■ **WHAT YOU ARE ASKED TO DO**
Gather the lines that hold the string "just".

■ **PROVIDED INFORMATION**

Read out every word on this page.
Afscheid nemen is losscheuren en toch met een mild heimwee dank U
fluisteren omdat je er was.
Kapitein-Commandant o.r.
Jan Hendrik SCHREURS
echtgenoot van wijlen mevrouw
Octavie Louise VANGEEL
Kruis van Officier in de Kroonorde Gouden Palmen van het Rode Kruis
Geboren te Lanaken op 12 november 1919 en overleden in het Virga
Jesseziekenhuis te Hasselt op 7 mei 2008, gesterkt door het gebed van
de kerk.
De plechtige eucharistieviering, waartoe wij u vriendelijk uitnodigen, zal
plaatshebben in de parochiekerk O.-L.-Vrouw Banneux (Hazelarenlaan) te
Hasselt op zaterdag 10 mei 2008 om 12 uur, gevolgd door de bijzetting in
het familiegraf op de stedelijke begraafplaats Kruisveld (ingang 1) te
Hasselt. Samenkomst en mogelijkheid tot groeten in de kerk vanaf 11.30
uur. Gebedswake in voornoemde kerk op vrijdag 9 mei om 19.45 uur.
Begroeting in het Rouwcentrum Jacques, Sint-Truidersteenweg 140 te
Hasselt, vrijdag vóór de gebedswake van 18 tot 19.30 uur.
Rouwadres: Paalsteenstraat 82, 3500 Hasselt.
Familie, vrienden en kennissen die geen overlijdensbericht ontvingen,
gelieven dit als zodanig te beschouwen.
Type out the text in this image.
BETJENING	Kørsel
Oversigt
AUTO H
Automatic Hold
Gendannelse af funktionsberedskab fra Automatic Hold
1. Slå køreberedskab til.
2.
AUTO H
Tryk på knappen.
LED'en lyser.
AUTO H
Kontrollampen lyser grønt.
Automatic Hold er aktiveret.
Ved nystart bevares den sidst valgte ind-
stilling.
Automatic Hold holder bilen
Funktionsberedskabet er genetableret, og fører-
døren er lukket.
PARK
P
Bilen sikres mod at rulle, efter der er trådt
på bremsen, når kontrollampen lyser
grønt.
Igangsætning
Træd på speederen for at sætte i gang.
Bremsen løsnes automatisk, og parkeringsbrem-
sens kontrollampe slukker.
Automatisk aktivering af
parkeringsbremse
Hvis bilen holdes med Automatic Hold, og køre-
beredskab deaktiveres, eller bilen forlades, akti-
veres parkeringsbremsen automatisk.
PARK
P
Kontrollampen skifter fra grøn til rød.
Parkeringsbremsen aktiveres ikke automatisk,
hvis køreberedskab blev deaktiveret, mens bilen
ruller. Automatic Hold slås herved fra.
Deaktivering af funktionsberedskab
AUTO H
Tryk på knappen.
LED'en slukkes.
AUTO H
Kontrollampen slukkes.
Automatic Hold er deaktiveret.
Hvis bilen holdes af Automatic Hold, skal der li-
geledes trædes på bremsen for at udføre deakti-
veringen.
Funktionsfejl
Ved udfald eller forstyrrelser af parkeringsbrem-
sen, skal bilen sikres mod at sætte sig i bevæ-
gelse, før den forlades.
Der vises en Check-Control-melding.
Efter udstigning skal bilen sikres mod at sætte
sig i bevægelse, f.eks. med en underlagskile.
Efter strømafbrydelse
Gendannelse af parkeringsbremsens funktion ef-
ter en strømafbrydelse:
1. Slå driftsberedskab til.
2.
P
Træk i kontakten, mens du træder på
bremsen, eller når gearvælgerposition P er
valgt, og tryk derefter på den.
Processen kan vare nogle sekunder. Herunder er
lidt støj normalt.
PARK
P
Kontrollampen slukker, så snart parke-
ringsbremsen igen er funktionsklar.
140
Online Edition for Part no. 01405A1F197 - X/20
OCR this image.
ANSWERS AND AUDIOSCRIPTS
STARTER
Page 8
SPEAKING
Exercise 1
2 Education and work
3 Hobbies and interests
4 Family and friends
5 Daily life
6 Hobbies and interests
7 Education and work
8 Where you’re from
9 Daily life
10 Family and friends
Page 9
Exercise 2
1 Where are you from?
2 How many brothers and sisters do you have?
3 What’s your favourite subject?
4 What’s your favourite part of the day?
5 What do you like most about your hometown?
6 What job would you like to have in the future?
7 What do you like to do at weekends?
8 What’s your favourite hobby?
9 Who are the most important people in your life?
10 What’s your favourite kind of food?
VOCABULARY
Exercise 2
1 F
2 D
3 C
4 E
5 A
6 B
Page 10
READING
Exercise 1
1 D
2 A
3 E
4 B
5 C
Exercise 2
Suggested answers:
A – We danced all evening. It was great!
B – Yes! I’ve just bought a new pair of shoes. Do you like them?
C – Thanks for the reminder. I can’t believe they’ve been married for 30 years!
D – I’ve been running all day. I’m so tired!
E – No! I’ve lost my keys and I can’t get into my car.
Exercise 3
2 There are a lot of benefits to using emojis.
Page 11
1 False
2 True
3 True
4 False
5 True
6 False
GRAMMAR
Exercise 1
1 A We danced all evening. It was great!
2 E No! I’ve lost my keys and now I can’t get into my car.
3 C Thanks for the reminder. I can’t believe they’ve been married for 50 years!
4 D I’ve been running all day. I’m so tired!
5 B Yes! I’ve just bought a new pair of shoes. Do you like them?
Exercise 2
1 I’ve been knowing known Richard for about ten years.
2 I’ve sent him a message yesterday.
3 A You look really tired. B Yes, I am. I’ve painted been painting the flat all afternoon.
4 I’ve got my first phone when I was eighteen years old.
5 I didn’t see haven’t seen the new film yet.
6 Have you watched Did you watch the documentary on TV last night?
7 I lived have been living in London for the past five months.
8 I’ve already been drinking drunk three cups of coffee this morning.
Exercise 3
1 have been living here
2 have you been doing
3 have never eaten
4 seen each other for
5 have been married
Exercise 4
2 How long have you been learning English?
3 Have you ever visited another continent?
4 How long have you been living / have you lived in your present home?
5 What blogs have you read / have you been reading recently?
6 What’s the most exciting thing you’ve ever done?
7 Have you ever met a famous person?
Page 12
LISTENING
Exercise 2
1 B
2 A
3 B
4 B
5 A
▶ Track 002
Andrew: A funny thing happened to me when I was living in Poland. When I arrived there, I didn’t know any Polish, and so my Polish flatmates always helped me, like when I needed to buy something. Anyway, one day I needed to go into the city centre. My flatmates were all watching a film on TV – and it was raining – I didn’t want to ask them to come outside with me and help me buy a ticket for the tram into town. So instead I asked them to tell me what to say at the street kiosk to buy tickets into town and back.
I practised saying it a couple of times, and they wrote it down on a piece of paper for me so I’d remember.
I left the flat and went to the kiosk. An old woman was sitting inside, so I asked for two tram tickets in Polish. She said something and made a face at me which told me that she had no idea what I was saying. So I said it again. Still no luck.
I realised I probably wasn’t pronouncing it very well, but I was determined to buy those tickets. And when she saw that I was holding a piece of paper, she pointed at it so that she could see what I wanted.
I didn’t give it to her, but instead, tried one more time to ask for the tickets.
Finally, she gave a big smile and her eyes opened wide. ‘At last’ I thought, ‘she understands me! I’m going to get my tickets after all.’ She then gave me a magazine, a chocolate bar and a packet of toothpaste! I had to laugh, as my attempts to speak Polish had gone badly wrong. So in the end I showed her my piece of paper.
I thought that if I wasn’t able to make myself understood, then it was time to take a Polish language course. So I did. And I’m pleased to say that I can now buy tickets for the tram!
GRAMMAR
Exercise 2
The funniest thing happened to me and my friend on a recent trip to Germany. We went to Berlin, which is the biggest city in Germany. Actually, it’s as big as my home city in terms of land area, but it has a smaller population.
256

■ **WORKED ANSWER**
B – Yes! I’ve just bought a new pair of shoes. Do you like them?
5 B Yes! I’ve just bought a new pair of shoes. Do you like them?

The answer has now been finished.